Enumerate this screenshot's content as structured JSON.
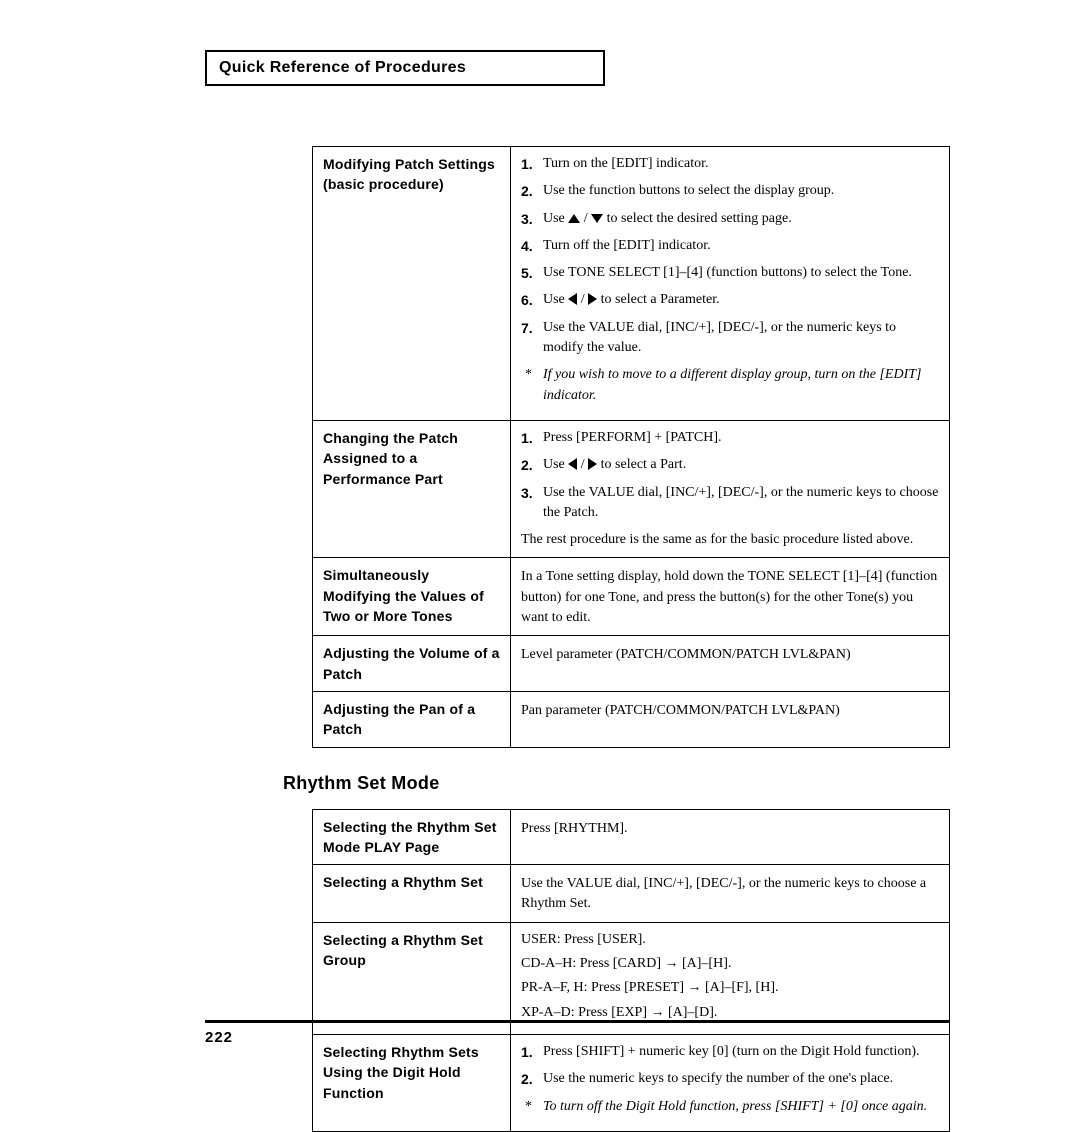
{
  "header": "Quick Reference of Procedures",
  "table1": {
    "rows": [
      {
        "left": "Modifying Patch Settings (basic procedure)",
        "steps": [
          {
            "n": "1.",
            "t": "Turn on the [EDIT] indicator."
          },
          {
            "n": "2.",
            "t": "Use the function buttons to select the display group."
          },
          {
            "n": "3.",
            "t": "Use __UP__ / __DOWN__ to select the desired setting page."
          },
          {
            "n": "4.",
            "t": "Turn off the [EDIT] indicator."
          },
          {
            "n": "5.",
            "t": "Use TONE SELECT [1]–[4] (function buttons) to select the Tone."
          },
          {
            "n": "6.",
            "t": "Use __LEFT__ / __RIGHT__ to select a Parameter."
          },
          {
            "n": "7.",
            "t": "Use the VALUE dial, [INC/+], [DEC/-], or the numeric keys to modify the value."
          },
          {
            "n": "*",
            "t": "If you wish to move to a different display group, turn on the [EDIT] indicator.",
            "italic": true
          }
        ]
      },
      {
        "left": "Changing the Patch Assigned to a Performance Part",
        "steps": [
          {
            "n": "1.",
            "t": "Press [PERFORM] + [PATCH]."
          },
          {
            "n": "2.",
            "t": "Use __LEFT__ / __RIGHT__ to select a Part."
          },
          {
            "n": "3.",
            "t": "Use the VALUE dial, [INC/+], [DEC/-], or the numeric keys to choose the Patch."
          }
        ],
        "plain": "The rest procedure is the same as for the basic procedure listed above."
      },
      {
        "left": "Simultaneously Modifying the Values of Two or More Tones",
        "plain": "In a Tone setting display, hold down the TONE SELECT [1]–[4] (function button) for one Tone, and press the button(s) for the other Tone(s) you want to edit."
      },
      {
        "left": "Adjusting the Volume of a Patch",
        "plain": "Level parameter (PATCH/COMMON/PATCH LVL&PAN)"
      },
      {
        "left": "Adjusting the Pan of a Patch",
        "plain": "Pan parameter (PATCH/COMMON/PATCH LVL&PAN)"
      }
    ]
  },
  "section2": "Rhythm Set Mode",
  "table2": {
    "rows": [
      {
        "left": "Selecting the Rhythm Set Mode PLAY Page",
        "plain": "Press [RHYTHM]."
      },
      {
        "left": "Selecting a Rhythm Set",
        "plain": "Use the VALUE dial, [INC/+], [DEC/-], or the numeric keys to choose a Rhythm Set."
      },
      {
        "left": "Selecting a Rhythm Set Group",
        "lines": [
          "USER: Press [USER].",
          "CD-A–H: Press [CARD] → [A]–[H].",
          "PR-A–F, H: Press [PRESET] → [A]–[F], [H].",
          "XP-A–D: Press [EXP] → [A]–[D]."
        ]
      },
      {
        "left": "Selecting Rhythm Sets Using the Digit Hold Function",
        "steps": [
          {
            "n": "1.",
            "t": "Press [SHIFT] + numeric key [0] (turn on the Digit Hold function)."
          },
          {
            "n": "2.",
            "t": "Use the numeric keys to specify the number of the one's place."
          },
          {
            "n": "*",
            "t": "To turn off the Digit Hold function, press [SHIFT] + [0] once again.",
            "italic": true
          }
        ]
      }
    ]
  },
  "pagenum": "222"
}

________________________

◆ REQUIREMENTS
Go through the listing above and locate each line that holds the word "plain". Copy those lines.

◆ SOLUTION TO THIS EXERCISE
        "plain": "The rest procedure is the same as for the basic procedure listed above."
        "plain": "In a Tone setting display, hold down the TONE SELECT [1]–[4] (function button) for one Tone, and press the button(s) for the other Tone(s) you want to edit."
        "plain": "Level parameter (PATCH/COMMON/PATCH LVL&PAN)"
        "plain": "Pan parameter (PATCH/COMMON/PATCH LVL&PAN)"
        "plain": "Press [RHYTHM]."
        "plain": "Use the VALUE dial, [INC/+], [DEC/-], or the numeric keys to choose a Rhythm Set."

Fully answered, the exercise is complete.